▶ _WORK TO BE COMPLETED_
Each line of the material must be returned exactly.

▶ _EXTRACTED RECORDS_
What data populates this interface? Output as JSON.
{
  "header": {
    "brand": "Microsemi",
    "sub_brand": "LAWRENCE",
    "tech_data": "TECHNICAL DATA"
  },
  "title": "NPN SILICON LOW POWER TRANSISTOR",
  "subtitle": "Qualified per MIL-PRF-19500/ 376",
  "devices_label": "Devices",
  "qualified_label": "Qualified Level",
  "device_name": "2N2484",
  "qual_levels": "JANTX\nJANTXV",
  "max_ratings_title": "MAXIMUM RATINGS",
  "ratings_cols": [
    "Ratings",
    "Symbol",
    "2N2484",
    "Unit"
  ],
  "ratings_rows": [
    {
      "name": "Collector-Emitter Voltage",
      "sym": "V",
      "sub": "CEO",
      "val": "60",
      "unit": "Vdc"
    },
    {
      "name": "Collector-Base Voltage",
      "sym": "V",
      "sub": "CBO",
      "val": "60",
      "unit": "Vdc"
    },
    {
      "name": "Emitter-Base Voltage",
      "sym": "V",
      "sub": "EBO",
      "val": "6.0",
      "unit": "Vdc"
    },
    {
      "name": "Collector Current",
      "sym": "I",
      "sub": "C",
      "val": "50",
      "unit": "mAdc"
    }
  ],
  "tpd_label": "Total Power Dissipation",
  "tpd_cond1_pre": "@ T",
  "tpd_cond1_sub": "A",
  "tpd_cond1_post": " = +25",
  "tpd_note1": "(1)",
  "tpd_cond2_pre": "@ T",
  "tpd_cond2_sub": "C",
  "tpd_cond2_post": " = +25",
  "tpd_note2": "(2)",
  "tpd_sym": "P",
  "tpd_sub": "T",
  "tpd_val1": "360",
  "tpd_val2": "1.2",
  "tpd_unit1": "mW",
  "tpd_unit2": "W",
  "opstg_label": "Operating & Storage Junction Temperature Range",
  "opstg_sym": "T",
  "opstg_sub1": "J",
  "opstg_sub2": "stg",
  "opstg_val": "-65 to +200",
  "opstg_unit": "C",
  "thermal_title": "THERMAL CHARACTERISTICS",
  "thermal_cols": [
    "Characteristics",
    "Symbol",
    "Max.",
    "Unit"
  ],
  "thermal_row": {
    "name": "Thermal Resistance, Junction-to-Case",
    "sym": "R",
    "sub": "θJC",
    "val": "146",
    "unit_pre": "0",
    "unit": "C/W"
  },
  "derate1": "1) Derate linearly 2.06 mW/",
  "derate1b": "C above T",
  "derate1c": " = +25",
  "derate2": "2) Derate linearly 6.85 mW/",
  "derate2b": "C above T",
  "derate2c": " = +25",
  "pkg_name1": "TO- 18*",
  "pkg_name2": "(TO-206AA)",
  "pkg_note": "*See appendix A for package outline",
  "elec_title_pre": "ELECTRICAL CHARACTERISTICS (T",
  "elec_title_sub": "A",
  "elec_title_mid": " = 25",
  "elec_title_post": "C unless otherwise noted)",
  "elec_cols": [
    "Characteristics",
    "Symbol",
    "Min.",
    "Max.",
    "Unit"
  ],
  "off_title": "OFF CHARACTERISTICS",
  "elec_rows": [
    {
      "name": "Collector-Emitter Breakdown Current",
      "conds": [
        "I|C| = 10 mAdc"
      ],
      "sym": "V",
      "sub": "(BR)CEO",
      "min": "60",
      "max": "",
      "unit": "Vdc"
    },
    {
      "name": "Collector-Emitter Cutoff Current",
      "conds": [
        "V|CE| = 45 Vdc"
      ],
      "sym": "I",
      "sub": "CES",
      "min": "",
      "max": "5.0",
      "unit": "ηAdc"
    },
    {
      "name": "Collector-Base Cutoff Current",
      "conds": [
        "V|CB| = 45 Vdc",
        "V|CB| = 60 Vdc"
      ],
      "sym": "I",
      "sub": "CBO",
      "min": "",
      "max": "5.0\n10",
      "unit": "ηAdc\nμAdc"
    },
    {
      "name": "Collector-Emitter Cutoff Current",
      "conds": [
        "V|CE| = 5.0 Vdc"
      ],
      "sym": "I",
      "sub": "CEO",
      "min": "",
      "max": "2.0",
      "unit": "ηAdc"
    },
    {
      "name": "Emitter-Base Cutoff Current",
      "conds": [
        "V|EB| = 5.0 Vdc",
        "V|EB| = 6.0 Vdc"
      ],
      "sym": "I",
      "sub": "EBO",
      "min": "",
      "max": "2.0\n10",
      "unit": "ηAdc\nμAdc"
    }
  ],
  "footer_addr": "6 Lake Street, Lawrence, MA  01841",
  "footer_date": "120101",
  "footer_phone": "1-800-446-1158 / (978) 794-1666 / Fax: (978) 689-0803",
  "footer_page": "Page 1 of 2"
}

▶ _RESULT_
What data populates this interface? Output as JSON.
{
  "header": {
    "brand": "Microsemi",
    "sub_brand": "LAWRENCE",
    "tech_data": "TECHNICAL DATA"
  },
  "title": "NPN SILICON LOW POWER TRANSISTOR",
  "subtitle": "Qualified per MIL-PRF-19500/ 376",
  "devices_label": "Devices",
  "qualified_label": "Qualified Level",
  "device_name": "2N2484",
  "qual_levels": "JANTX\nJANTXV",
  "max_ratings_title": "MAXIMUM RATINGS",
  "ratings_cols": [
    "Ratings",
    "Symbol",
    "2N2484",
    "Unit"
  ],
  "ratings_rows": [
    {
      "name": "Collector-Emitter Voltage",
      "sym": "V",
      "sub": "CEO",
      "val": "60",
      "unit": "Vdc"
    },
    {
      "name": "Collector-Base Voltage",
      "sym": "V",
      "sub": "CBO",
      "val": "60",
      "unit": "Vdc"
    },
    {
      "name": "Emitter-Base Voltage",
      "sym": "V",
      "sub": "EBO",
      "val": "6.0",
      "unit": "Vdc"
    },
    {
      "name": "Collector Current",
      "sym": "I",
      "sub": "C",
      "val": "50",
      "unit": "mAdc"
    }
  ],
  "tpd_label": "Total Power Dissipation",
  "tpd_cond1_pre": "@ T",
  "tpd_cond1_sub": "A",
  "tpd_cond1_post": " = +25",
  "tpd_note1": "(1)",
  "tpd_cond2_pre": "@ T",
  "tpd_cond2_sub": "C",
  "tpd_cond2_post": " = +25",
  "tpd_note2": "(2)",
  "tpd_sym": "P",
  "tpd_sub": "T",
  "tpd_val1": "360",
  "tpd_val2": "1.2",
  "tpd_unit1": "mW",
  "tpd_unit2": "W",
  "opstg_label": "Operating & Storage Junction Temperature Range",
  "opstg_sym": "T",
  "opstg_sub1": "J",
  "opstg_sub2": "stg",
  "opstg_val": "-65 to +200",
  "opstg_unit": "C",
  "thermal_title": "THERMAL CHARACTERISTICS",
  "thermal_cols": [
    "Characteristics",
    "Symbol",
    "Max.",
    "Unit"
  ],
  "thermal_row": {
    "name": "Thermal Resistance, Junction-to-Case",
    "sym": "R",
    "sub": "θJC",
    "val": "146",
    "unit_pre": "0",
    "unit": "C/W"
  },
  "derate1": "1) Derate linearly 2.06 mW/",
  "derate1b": "C above T",
  "derate1c": " = +25",
  "derate2": "2) Derate linearly 6.85 mW/",
  "derate2b": "C above T",
  "derate2c": " = +25",
  "pkg_name1": "TO- 18*",
  "pkg_name2": "(TO-206AA)",
  "pkg_note": "*See appendix A for package outline",
  "elec_title_pre": "ELECTRICAL CHARACTERISTICS (T",
  "elec_title_sub": "A",
  "elec_title_mid": " = 25",
  "elec_title_post": "C unless otherwise noted)",
  "elec_cols": [
    "Characteristics",
    "Symbol",
    "Min.",
    "Max.",
    "Unit"
  ],
  "off_title": "OFF CHARACTERISTICS",
  "elec_rows": [
    {
      "name": "Collector-Emitter Breakdown Current",
      "conds": [
        "I|C| = 10 mAdc"
      ],
      "sym": "V",
      "sub": "(BR)CEO",
      "min": "60",
      "max": "",
      "unit": "Vdc"
    },
    {
      "name": "Collector-Emitter Cutoff Current",
      "conds": [
        "V|CE| = 45 Vdc"
      ],
      "sym": "I",
      "sub": "CES",
      "min": "",
      "max": "5.0",
      "unit": "ηAdc"
    },
    {
      "name": "Collector-Base Cutoff Current",
      "conds": [
        "V|CB| = 45 Vdc",
        "V|CB| = 60 Vdc"
      ],
      "sym": "I",
      "sub": "CBO",
      "min": "",
      "max": "5.0\n10",
      "unit": "ηAdc\nμAdc"
    },
    {
      "name": "Collector-Emitter Cutoff Current",
      "conds": [
        "V|CE| = 5.0 Vdc"
      ],
      "sym": "I",
      "sub": "CEO",
      "min": "",
      "max": "2.0",
      "unit": "ηAdc"
    },
    {
      "name": "Emitter-Base Cutoff Current",
      "conds": [
        "V|EB| = 5.0 Vdc",
        "V|EB| = 6.0 Vdc"
      ],
      "sym": "I",
      "sub": "EBO",
      "min": "",
      "max": "2.0\n10",
      "unit": "ηAdc\nμAdc"
    }
  ],
  "footer_addr": "6 Lake Street, Lawrence, MA  01841",
  "footer_date": "120101",
  "footer_phone": "1-800-446-1158 / (978) 794-1666 / Fax: (978) 689-0803",
  "footer_page": "Page 1 of 2"
}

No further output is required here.